## Task statement
Lines holding the string "Delete" are the ones to copy; find them all in the data.

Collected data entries
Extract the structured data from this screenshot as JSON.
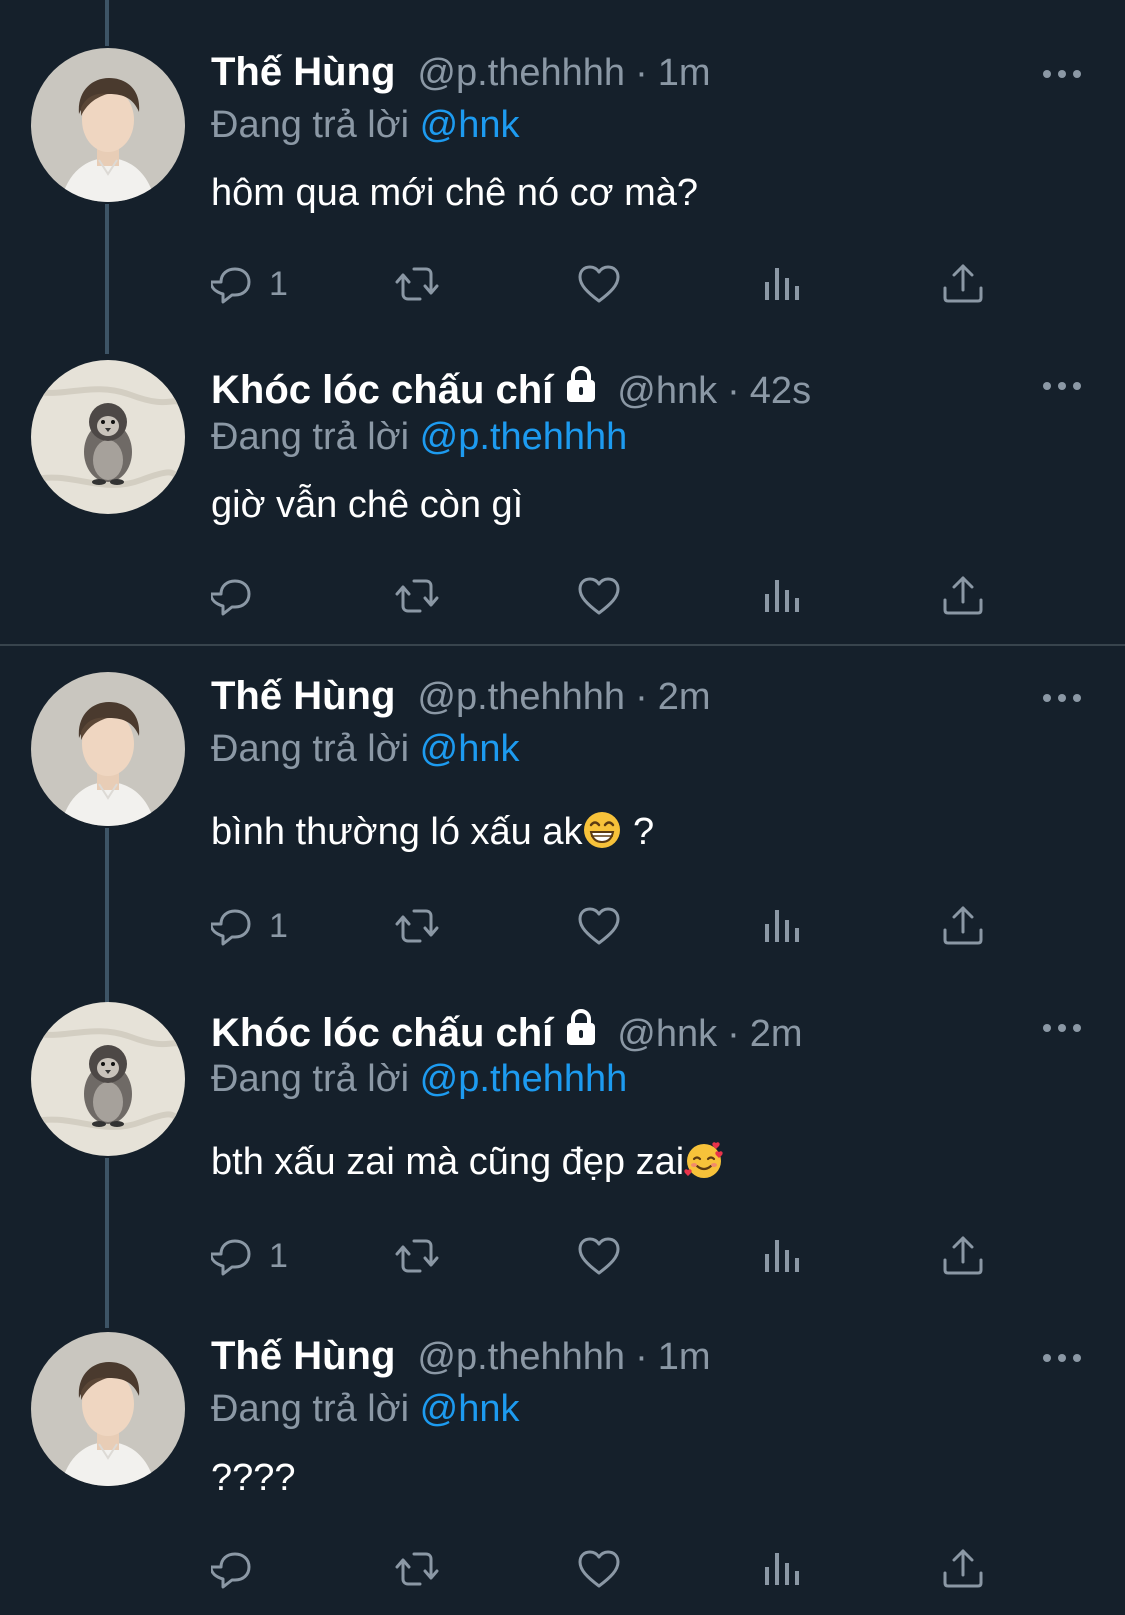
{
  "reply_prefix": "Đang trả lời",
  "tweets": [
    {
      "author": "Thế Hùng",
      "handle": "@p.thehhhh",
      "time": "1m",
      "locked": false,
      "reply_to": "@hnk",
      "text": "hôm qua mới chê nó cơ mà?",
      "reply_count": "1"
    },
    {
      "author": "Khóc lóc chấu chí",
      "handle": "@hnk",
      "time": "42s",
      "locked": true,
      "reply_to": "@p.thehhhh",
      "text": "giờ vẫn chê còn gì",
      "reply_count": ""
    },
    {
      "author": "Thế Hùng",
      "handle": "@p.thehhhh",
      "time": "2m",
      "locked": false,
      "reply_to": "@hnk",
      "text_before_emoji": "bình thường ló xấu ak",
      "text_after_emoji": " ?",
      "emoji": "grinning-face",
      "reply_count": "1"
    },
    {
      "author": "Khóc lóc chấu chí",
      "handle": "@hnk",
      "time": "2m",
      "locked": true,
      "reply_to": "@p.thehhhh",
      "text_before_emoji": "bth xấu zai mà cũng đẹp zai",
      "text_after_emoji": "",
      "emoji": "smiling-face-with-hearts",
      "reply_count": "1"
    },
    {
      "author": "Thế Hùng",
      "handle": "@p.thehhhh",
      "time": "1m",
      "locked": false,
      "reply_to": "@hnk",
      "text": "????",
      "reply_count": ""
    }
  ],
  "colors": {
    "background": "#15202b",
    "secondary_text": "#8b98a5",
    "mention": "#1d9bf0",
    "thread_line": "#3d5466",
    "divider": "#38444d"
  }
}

...

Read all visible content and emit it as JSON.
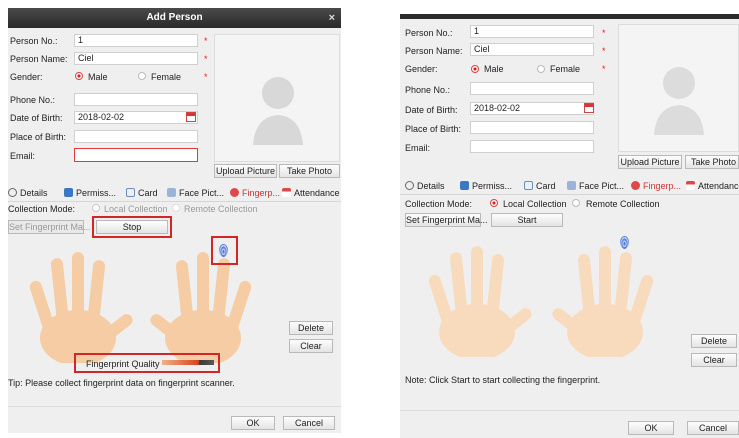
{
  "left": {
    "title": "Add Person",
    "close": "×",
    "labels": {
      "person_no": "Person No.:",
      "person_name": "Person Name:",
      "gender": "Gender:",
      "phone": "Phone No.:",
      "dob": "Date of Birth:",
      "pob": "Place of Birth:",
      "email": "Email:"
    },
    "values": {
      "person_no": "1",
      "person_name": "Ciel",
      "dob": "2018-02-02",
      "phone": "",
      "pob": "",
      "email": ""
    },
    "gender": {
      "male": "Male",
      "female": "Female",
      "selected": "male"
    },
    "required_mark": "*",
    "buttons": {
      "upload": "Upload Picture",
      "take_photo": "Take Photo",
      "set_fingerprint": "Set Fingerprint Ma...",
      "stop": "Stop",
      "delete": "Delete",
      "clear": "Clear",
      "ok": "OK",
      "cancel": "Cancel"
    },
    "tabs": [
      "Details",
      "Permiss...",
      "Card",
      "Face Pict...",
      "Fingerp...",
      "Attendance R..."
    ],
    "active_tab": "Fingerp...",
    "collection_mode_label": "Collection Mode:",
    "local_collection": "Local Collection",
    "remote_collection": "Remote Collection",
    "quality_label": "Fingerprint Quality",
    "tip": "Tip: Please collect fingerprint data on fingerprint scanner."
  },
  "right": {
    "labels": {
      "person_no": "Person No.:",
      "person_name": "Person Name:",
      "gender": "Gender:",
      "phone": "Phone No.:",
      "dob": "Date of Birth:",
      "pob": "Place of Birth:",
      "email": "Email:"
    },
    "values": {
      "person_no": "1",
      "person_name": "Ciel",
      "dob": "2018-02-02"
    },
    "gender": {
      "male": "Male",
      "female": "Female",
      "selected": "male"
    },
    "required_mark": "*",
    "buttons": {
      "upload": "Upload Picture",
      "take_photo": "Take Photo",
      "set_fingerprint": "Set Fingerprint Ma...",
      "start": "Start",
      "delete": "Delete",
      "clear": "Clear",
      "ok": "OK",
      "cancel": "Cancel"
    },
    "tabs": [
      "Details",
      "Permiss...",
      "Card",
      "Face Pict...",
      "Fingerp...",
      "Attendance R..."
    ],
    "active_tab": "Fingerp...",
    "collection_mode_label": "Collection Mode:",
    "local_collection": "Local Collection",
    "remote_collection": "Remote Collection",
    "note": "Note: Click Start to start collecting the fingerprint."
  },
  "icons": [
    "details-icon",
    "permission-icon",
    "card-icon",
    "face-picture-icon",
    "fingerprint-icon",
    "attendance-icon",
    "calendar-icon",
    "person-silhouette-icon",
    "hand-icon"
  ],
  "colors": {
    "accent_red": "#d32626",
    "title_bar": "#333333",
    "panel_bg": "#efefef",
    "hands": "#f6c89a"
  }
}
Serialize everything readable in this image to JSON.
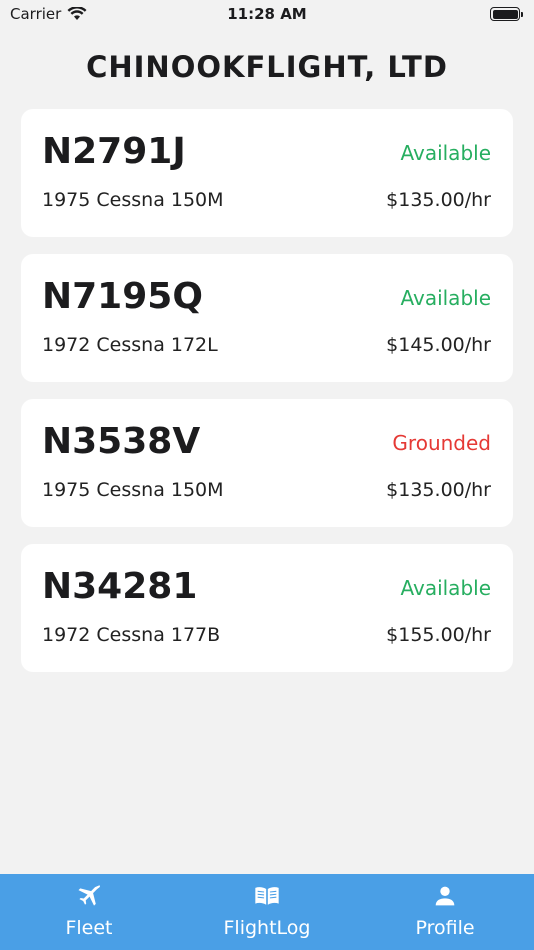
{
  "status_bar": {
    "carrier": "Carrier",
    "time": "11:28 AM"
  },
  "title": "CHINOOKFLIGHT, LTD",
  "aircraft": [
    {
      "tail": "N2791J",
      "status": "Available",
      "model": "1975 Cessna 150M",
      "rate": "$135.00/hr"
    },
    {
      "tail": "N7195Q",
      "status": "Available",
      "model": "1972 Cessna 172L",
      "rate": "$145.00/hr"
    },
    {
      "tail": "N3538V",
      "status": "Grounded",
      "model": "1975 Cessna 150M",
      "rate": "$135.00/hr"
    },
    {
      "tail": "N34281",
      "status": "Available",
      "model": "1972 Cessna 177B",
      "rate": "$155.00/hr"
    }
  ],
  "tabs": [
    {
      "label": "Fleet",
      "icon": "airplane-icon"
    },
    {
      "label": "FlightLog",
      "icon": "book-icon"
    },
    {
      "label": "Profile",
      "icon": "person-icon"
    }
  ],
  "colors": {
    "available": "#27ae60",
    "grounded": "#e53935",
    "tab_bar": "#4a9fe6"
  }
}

---

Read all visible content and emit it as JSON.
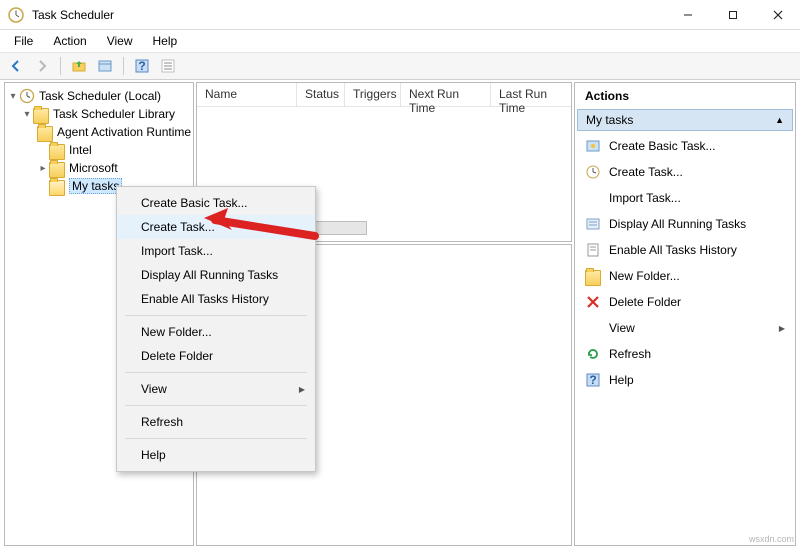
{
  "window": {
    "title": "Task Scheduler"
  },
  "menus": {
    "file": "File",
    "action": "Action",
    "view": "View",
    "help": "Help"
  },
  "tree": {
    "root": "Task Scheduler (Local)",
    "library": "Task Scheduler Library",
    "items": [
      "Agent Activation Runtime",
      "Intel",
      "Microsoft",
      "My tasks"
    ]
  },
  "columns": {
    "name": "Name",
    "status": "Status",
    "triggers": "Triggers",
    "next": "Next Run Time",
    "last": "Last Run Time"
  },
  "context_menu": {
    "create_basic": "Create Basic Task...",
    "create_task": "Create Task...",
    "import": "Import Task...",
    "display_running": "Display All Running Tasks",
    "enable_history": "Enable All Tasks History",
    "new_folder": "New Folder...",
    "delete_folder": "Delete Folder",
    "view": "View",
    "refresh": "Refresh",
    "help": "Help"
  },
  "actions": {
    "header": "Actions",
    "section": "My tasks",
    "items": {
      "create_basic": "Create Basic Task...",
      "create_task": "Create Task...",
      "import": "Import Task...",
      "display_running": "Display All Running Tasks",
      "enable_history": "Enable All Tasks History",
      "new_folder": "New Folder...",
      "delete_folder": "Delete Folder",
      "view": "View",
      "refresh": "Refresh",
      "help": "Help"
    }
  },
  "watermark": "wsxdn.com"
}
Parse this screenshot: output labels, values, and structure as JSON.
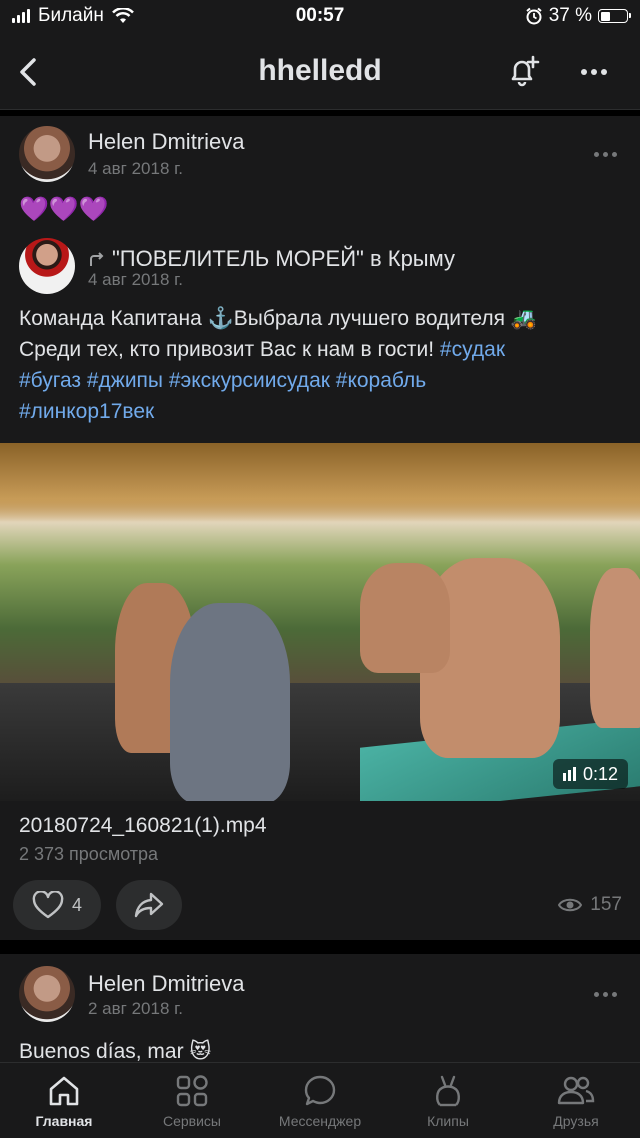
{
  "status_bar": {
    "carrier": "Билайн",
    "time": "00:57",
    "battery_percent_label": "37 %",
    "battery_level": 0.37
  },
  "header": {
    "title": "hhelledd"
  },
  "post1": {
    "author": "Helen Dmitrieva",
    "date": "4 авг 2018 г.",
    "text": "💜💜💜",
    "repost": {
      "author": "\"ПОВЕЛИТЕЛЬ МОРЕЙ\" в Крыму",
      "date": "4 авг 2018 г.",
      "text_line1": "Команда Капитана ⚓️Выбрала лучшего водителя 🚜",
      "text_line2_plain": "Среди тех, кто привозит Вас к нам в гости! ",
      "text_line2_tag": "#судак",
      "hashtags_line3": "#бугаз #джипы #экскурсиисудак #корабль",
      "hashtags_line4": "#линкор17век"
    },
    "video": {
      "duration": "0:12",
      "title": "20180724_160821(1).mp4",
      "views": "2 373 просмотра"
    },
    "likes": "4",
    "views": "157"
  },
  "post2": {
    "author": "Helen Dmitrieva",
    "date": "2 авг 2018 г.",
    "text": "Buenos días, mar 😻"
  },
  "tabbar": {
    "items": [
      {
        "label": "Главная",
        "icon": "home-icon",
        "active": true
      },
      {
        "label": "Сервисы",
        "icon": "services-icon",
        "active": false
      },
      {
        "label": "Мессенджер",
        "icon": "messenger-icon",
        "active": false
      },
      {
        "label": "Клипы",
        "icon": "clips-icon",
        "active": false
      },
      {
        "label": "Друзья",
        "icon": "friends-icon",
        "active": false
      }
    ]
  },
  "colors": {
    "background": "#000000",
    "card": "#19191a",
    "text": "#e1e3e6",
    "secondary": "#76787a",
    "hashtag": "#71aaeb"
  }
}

## Exercise response
      "delete": "Delete",
      "delete": "Delete",
    "delete_folder": "Delete Folder",
      "delete_folder": "Delete Folder",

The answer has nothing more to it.